Isolate every line in the data with the string "text" and copy it.

## [RECORD EXTRACTS]
-----

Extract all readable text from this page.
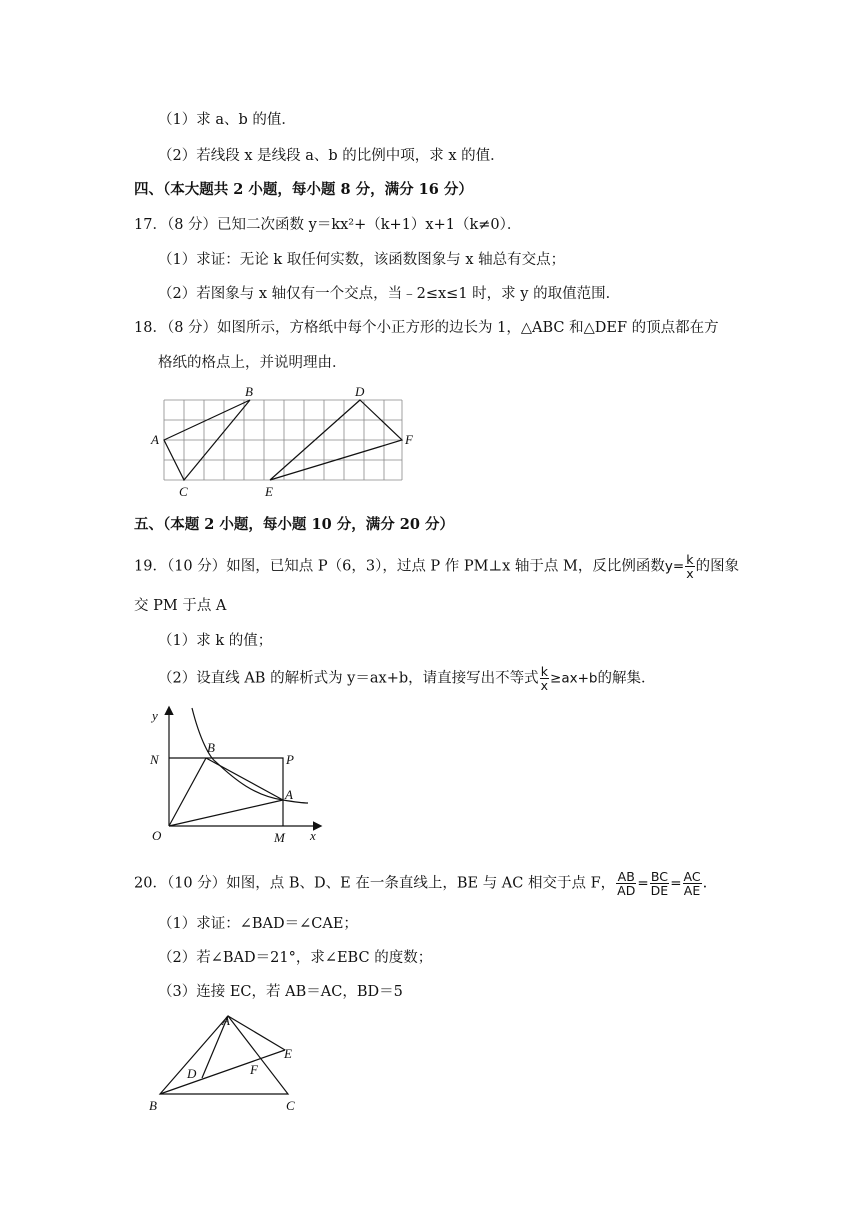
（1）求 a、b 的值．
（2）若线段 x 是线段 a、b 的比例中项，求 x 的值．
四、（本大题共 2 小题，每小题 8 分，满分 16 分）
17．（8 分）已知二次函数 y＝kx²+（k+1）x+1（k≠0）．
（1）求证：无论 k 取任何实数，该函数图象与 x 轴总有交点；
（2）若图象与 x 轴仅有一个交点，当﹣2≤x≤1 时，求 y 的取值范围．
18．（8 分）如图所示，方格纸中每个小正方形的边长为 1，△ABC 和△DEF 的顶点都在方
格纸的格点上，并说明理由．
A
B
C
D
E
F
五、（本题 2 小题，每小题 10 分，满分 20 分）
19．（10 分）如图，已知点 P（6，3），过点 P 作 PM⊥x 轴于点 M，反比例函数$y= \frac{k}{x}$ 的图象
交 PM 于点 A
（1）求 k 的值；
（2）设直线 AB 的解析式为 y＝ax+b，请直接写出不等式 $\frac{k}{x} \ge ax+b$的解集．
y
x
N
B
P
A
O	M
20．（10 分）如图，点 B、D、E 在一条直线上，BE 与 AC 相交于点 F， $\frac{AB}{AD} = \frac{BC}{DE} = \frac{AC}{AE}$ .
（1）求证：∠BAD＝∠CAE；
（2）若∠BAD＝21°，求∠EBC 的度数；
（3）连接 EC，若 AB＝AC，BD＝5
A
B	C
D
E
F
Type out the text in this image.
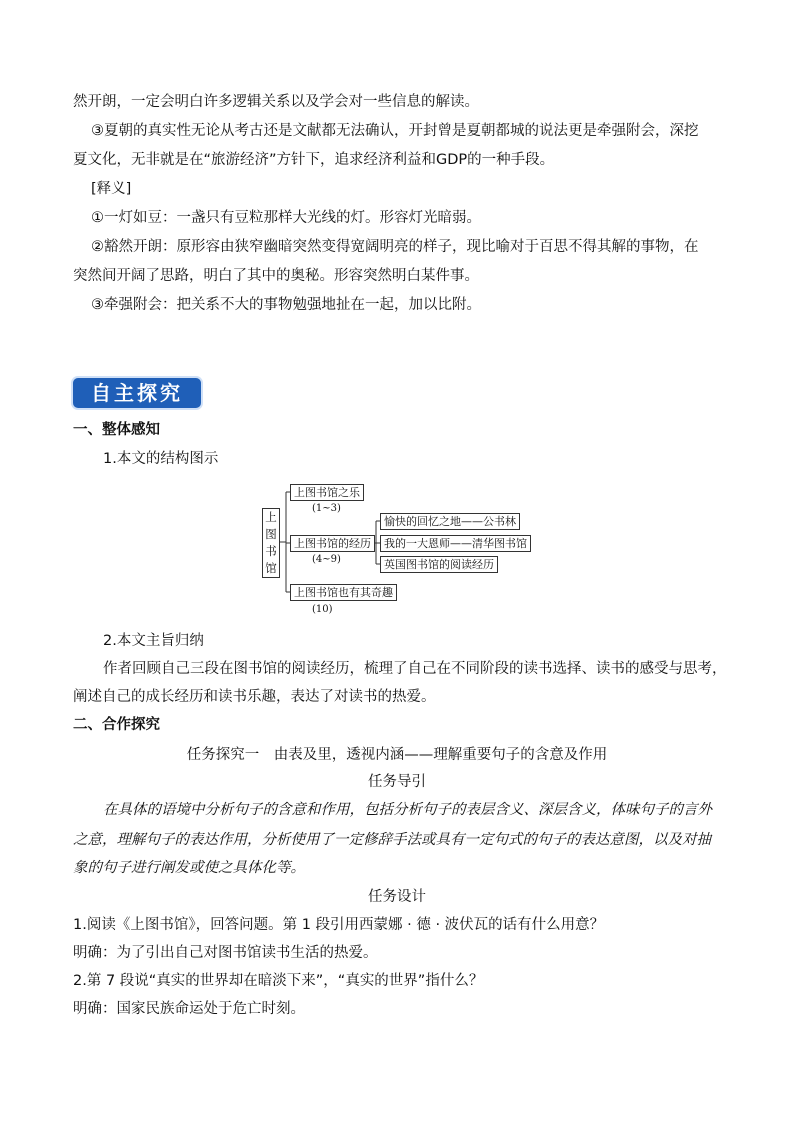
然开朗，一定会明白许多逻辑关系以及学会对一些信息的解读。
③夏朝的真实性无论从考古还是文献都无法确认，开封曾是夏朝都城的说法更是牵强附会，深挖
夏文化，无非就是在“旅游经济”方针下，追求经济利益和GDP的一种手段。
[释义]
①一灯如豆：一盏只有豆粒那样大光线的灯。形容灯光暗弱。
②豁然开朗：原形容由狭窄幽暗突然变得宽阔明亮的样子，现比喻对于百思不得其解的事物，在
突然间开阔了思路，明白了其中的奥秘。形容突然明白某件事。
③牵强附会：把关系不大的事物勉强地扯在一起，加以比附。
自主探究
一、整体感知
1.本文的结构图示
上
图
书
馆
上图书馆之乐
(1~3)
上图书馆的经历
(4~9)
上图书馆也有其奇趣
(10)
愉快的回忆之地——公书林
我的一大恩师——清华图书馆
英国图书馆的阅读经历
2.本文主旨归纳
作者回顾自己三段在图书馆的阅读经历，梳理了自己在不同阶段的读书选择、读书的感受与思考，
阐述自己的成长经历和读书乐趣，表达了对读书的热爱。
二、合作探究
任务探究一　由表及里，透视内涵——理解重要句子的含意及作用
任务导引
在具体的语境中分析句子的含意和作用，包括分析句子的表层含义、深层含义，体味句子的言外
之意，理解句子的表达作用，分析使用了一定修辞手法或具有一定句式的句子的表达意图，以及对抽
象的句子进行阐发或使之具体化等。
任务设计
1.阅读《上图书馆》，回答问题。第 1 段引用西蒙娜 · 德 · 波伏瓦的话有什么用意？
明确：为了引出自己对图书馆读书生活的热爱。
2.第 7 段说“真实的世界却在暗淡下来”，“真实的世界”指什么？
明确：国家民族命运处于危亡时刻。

-----

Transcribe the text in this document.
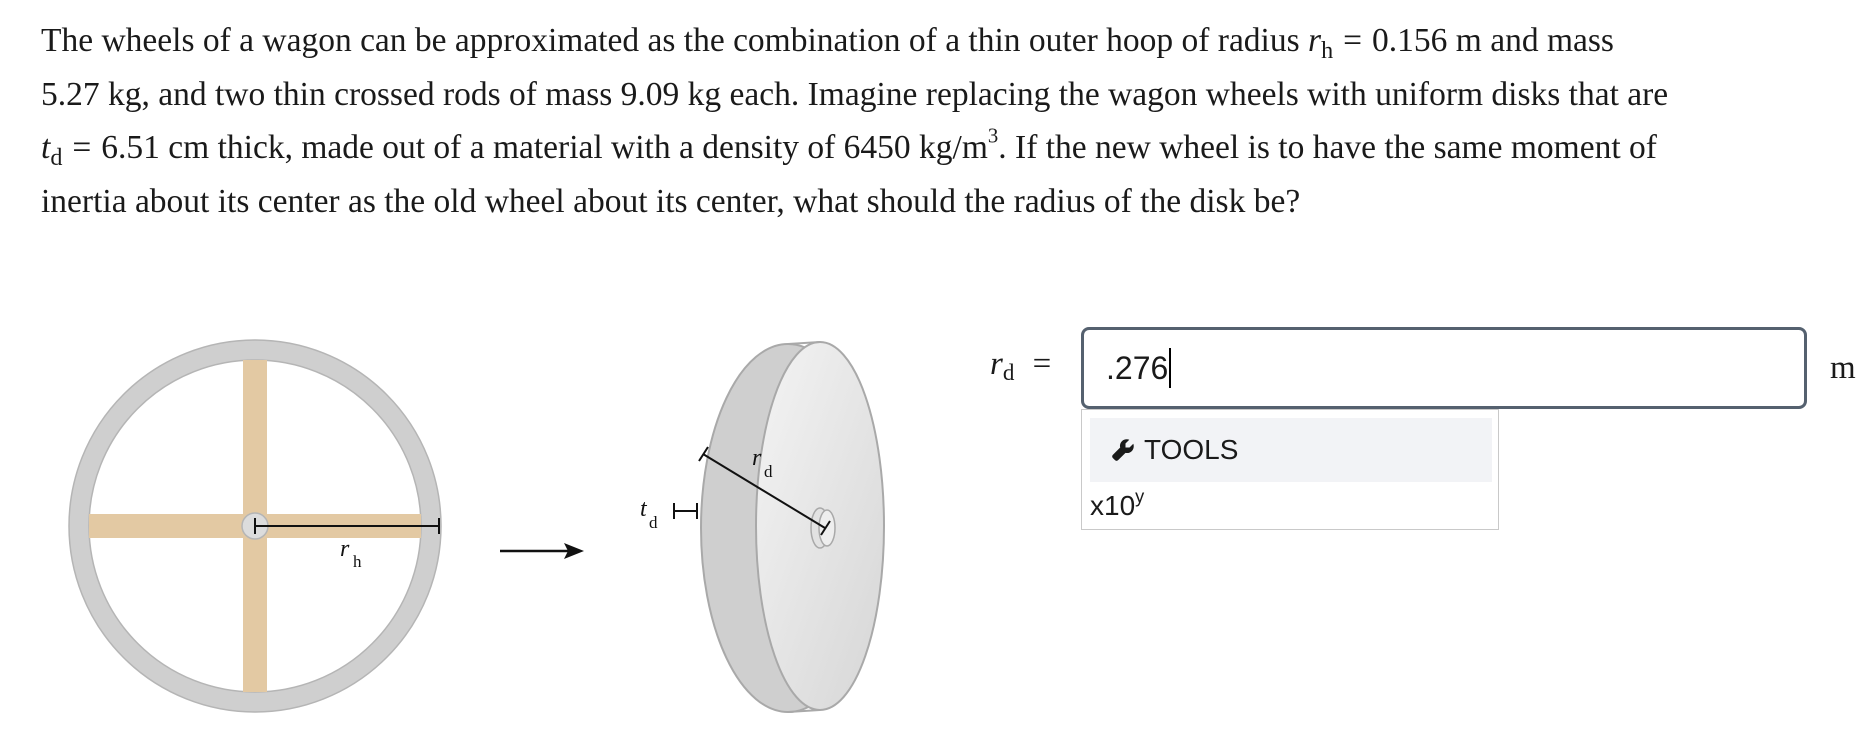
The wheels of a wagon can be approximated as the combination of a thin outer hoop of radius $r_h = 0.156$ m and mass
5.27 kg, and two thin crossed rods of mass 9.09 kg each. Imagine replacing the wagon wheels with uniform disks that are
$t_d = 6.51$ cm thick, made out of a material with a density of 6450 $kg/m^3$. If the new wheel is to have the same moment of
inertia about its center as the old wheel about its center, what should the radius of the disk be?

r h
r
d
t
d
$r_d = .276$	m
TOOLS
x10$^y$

-----

## [TASK RESULT]
Extract all readable text from this page.
Type out the text in this image.
Transcribe the text in this document.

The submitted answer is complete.